• Selected passage:
□ □ □ □
Tell us about the great success of the California GOP after 1994. Tell us how many statewide offices the GOP won in the 1998 election (1). And in 2002 (0.0000). That we're back up to (1) is not because people here vote Republican - they just couldn't stand Gray Davis.

There is a reason for that. It happened because of suicidal idiocy of the California GOP in honking off Mexican immigrants in 1994, followed by exploitation of this by my father and Leon Panetta.

posted by: Tom Holsinger on 03.03.04 at 10:56 AM [permalink]



Just a note, but the 1 GOP statewide office holder in California also happened to support 187. It's clear that his support for 187 didn't hurt his campaign.

posted by: h0mi on 03.03.04 at 10:56 AM [permalink]



"Who is this much maligned Mecha ?"

http://gladstone.uoregon.edu/~mecha/

All I know about Mecha is what I read on the web during the California re-call race and heard from my family. Their philosophy is a lot like that of the Nation of Islam. Well, minus the spaceship thing.

"MEChA helps Chicano students maintain cultural values and ideals while pursuing their educational goals...organization started by Chicanos and Latinos in 1964, known as the Chicano Student Union" Other groups like Mecha are La Raza. You might think of them as the mex-american skull and bones - but with a clearer political and social goals.

Mecha is apparently a Mexican-American group that believes everything west of the Mississippi that was controlled by Spain before 1850 should belong to a better future mestizo country in which people can have the same living standard of the US and still chow down on some Menudo at a fancy restaurant.

"http://gladstone.uoregon.edu/~mecha/plan.html"

They use the term "bronze" rather than brown to describe their skin color, refer to the Mestizo (a mix of Indian and Spanish blood) as their racial background. They tend to wear t-shirts that say "Aztlan", the name they've given to this mestizo Eden. They are mostly lower middle class educated mexican-americans who are tired of the taco, indian and other jokes that they get from white Americans. I've seen their materials at Mexican-american street fairs. They're definitely more common in schools on the West Coast, then the MidWest. They seem to have gained national adherents sometime in the 1990s. When I went to schoool, they didn't appear to be on my campus or in Chicago. By the time I graduated, i was starting to see their stuff at rodeos and books fairs.

Mecha tends to attrach Mexicans of mostly Spanish background. There's a bit of old, unrelenting racism in Mexico having do with skin color and facial features. Mestizos tend to look less indian and more spanish. For example, my uncle some central mexican "indian" features with a spanish nose. He's also short. My dad (whose father was different), is tall with more european features. Both are Mestizo, but on the sliding Mexican scale (as it was explained to me by my cousins), dad is higher up on the racial mix. In anycase, the indio population is usually too busy trying to make a living to worry about empire buidling. Some native Americans might work with the group, but I doubt they'd be willing to submerge their cultural identity for that of La Raza.
□ □ □ □
• Material provided:
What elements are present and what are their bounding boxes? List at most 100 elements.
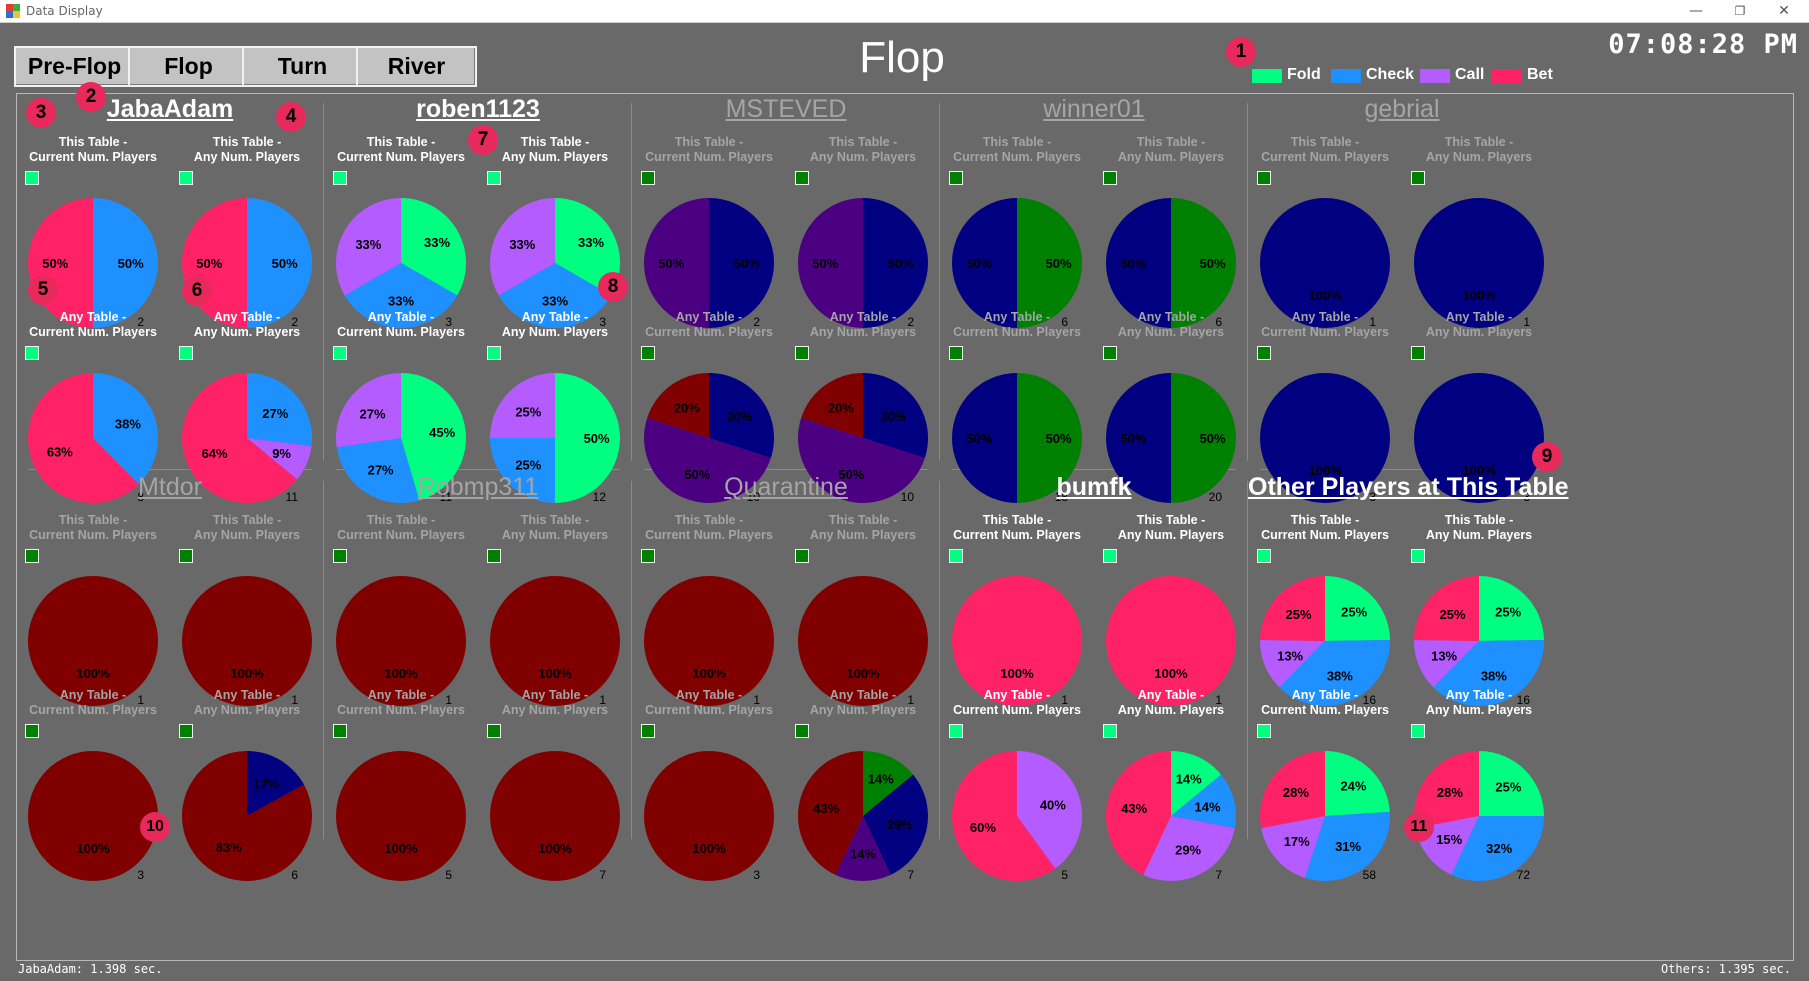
□ □ □ □
Continue the comment thread about California Republicans and MEChA from the point where it stops.

• Expected answer:
As my dad explains it, Mecha and groups like them are a bunch of jumped up California radicals with a political agenda that is tied to their ability to gain political power. Of course, my dad, the very assimliated Mexican American, thinks that terms the 60s promoted like chicano are a slur against Mexicans who have embraced America. I can't really argue with him. Having experienced racism from my chicano brethern, I'm not too keen on Aztlan.

They're successionist, racist, and claim to promote militancy. They might be Marxist, but given the highly successful rich people who donate to their cause, I think that's just a political ploy.

So in closing, you can look them up on the web, read their really squirrelly manifesto, and sleep content that many Americans of mexican descent think they're wackos.

Carolina

posted by: Carolina on 03.03.04 at 10:56 AM [permalink]



Tom & TT -

I think you're wrong, in part.

"Perhaps they would rather stay Mexican if they could just have a job?"
Mexican elites are exporting causers of change. The elites would rather not change. They have power. Change means they might lose power.
The only effective way for us to reduce immigration from Mexico will be to change Mexican politics. Our government understandably doesn't want to go there at the momemt."

Mexicans are coming here and getting educated...and not going back to Mexico.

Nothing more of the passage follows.